→ GIVEN INSTRUCTION
Answer with one number only: the number of lines that include the word "musicians".

→ SOURCE MATERIAL
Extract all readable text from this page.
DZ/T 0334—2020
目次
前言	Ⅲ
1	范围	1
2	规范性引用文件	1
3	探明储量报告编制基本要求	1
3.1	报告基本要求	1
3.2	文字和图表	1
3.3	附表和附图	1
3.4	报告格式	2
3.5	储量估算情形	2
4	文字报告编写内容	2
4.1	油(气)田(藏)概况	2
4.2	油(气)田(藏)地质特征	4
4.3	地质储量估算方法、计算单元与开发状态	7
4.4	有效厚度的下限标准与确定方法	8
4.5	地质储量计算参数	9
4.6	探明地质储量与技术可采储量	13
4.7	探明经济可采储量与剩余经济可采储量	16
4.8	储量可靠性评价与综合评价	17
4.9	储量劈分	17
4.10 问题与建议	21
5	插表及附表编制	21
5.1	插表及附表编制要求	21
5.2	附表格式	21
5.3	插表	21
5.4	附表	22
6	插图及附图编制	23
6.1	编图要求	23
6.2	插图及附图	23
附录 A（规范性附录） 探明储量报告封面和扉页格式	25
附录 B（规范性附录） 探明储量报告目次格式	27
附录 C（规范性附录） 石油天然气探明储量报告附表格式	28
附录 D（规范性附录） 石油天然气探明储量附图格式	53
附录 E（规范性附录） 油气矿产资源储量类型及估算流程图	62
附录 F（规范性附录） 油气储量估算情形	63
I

---

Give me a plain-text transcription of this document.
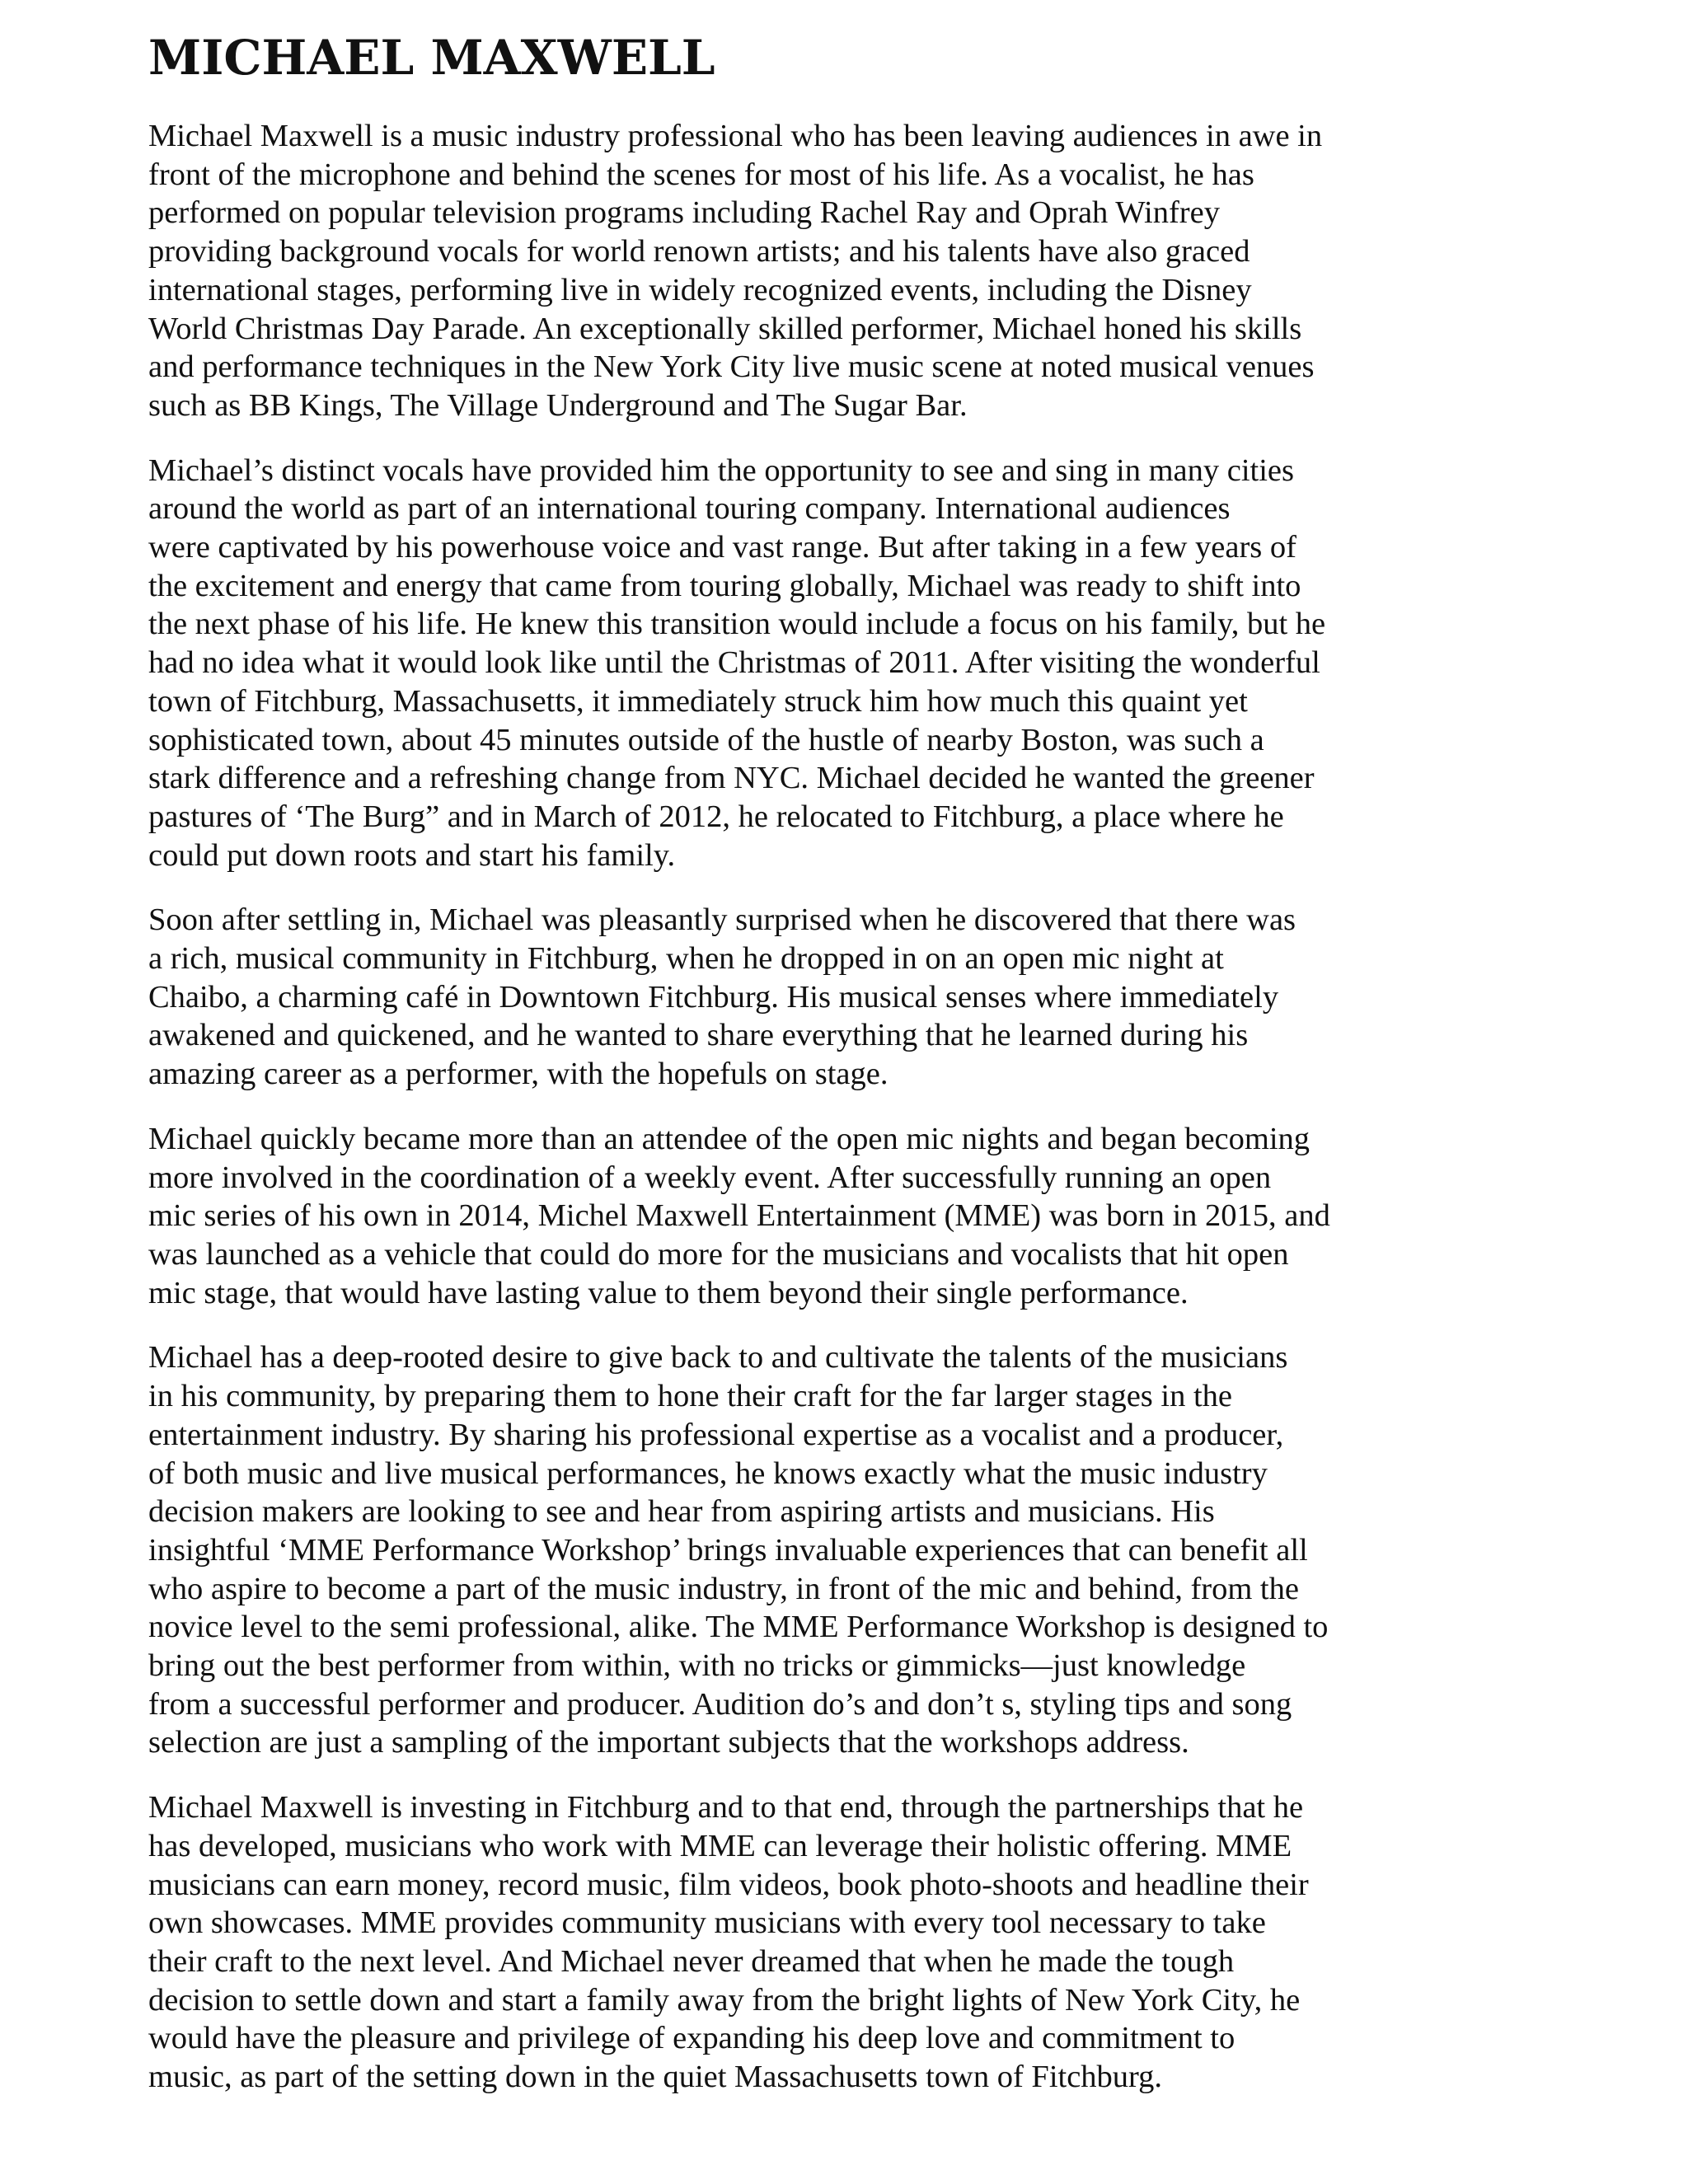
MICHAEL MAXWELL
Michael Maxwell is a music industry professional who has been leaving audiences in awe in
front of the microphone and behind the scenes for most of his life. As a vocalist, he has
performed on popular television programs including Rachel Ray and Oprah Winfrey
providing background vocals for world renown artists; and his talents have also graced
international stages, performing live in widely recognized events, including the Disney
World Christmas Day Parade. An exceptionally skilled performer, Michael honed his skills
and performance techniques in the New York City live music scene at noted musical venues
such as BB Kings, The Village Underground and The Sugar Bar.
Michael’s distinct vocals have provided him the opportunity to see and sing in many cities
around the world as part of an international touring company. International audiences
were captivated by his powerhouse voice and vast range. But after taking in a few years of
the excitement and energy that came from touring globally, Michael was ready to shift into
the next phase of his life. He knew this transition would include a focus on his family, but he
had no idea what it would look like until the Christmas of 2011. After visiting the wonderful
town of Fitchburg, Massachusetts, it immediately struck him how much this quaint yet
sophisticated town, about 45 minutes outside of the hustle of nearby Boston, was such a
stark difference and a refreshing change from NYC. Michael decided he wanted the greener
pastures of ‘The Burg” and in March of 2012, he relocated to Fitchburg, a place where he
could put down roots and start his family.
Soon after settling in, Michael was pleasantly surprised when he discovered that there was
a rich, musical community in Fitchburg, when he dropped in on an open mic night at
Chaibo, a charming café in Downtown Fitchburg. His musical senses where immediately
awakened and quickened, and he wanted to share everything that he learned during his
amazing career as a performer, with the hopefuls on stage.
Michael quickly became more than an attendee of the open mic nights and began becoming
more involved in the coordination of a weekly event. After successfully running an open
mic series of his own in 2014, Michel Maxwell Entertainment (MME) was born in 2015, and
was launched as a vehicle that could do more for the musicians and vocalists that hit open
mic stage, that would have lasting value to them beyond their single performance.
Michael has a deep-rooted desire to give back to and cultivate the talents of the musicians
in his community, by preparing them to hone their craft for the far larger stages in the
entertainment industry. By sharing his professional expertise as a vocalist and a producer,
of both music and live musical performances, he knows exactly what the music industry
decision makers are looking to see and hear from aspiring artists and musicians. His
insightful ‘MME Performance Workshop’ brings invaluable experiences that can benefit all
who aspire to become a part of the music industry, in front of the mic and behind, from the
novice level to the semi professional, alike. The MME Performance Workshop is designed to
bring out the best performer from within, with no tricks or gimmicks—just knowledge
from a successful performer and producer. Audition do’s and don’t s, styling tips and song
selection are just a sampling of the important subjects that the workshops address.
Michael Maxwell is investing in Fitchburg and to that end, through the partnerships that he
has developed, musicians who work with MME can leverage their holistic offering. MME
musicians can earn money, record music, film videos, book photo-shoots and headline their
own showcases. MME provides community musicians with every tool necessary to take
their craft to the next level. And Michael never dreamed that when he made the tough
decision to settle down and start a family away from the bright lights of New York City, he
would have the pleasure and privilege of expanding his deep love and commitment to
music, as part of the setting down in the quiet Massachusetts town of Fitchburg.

→ EXERCISE RESPONSE
6